__ITEMS__:
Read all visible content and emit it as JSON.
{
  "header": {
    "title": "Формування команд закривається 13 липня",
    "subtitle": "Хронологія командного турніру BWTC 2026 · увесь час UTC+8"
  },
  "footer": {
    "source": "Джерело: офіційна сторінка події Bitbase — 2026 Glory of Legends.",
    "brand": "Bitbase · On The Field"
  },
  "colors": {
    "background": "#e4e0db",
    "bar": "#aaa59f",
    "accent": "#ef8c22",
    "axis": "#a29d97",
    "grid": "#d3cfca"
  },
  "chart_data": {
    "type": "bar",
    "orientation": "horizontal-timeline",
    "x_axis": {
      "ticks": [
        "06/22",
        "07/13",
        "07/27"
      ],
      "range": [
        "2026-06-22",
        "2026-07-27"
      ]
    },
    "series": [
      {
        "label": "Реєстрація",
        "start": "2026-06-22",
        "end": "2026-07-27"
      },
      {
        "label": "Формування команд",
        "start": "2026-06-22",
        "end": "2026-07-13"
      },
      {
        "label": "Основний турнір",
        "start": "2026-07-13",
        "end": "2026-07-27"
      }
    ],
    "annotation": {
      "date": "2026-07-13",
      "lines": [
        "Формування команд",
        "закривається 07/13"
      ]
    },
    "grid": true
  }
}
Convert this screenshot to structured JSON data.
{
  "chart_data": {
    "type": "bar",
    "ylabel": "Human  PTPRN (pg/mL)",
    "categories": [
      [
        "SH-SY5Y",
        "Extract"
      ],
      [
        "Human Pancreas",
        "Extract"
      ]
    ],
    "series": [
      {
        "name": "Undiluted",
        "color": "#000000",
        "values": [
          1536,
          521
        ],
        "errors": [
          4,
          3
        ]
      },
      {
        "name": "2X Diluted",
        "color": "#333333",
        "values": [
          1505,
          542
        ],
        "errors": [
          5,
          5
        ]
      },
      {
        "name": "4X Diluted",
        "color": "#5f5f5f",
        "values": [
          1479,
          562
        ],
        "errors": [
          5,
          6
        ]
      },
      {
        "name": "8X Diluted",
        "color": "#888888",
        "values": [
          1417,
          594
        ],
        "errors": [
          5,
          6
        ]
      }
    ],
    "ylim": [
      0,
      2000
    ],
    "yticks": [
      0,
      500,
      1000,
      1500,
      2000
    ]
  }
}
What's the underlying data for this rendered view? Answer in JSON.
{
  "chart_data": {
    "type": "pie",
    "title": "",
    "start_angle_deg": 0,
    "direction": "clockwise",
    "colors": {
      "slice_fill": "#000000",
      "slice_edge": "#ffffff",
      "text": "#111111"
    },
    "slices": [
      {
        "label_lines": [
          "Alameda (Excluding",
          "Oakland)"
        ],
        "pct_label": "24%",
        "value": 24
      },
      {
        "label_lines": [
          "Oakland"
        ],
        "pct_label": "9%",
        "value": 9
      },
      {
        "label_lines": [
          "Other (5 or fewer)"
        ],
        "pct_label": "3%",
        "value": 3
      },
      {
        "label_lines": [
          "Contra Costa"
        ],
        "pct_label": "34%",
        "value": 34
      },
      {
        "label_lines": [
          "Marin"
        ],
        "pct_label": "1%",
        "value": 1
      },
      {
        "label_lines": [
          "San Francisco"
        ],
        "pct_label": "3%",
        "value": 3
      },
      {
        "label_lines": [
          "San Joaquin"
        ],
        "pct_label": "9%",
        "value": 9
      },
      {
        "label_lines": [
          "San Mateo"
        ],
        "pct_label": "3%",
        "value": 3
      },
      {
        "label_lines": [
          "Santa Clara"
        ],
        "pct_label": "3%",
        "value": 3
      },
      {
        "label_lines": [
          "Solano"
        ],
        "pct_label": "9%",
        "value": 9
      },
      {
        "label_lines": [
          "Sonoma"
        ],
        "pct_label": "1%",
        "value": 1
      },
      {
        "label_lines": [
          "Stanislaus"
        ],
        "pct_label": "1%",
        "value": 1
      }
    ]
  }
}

__PROBLEM DESCRIPTION__: Print the entries exactly. Include every one.

__FINAL ANSWER__:
Read all visible content and emit it as JSON.
{
  "header": {
    "title": "Формування команд закривається 13 липня",
    "subtitle": "Хронологія командного турніру BWTC 2026 · увесь час UTC+8"
  },
  "footer": {
    "source": "Джерело: офіційна сторінка події Bitbase — 2026 Glory of Legends.",
    "brand": "Bitbase · On The Field"
  },
  "colors": {
    "background": "#e4e0db",
    "bar": "#aaa59f",
    "accent": "#ef8c22",
    "axis": "#a29d97",
    "grid": "#d3cfca"
  },
  "chart_data": {
    "type": "bar",
    "orientation": "horizontal-timeline",
    "x_axis": {
      "ticks": [
        "06/22",
        "07/13",
        "07/27"
      ],
      "range": [
        "2026-06-22",
        "2026-07-27"
      ]
    },
    "series": [
      {
        "label": "Реєстрація",
        "start": "2026-06-22",
        "end": "2026-07-27"
      },
      {
        "label": "Формування команд",
        "start": "2026-06-22",
        "end": "2026-07-13"
      },
      {
        "label": "Основний турнір",
        "start": "2026-07-13",
        "end": "2026-07-27"
      }
    ],
    "annotation": {
      "date": "2026-07-13",
      "lines": [
        "Формування команд",
        "закривається 07/13"
      ]
    },
    "grid": true
  }
}
Convert this screenshot to structured JSON data.
{
  "chart_data": {
    "type": "bar",
    "ylabel": "Human  PTPRN (pg/mL)",
    "categories": [
      [
        "SH-SY5Y",
        "Extract"
      ],
      [
        "Human Pancreas",
        "Extract"
      ]
    ],
    "series": [
      {
        "name": "Undiluted",
        "color": "#000000",
        "values": [
          1536,
          521
        ],
        "errors": [
          4,
          3
        ]
      },
      {
        "name": "2X Diluted",
        "color": "#333333",
        "values": [
          1505,
          542
        ],
        "errors": [
          5,
          5
        ]
      },
      {
        "name": "4X Diluted",
        "color": "#5f5f5f",
        "values": [
          1479,
          562
        ],
        "errors": [
          5,
          6
        ]
      },
      {
        "name": "8X Diluted",
        "color": "#888888",
        "values": [
          1417,
          594
        ],
        "errors": [
          5,
          6
        ]
      }
    ],
    "ylim": [
      0,
      2000
    ],
    "yticks": [
      0,
      500,
      1000,
      1500,
      2000
    ]
  }
}
What's the underlying data for this rendered view? Answer in JSON.
{
  "chart_data": {
    "type": "pie",
    "title": "",
    "start_angle_deg": 0,
    "direction": "clockwise",
    "colors": {
      "slice_fill": "#000000",
      "slice_edge": "#ffffff",
      "text": "#111111"
    },
    "slices": [
      {
        "label_lines": [
          "Alameda (Excluding",
          "Oakland)"
        ],
        "pct_label": "24%",
        "value": 24
      },
      {
        "label_lines": [
          "Oakland"
        ],
        "pct_label": "9%",
        "value": 9
      },
      {
        "label_lines": [
          "Other (5 or fewer)"
        ],
        "pct_label": "3%",
        "value": 3
      },
      {
        "label_lines": [
          "Contra Costa"
        ],
        "pct_label": "34%",
        "value": 34
      },
      {
        "label_lines": [
          "Marin"
        ],
        "pct_label": "1%",
        "value": 1
      },
      {
        "label_lines": [
          "San Francisco"
        ],
        "pct_label": "3%",
        "value": 3
      },
      {
        "label_lines": [
          "San Joaquin"
        ],
        "pct_label": "9%",
        "value": 9
      },
      {
        "label_lines": [
          "San Mateo"
        ],
        "pct_label": "3%",
        "value": 3
      },
      {
        "label_lines": [
          "Santa Clara"
        ],
        "pct_label": "3%",
        "value": 3
      },
      {
        "label_lines": [
          "Solano"
        ],
        "pct_label": "9%",
        "value": 9
      },
      {
        "label_lines": [
          "Sonoma"
        ],
        "pct_label": "1%",
        "value": 1
      },
      {
        "label_lines": [
          "Stanislaus"
        ],
        "pct_label": "1%",
        "value": 1
      }
    ]
  }
}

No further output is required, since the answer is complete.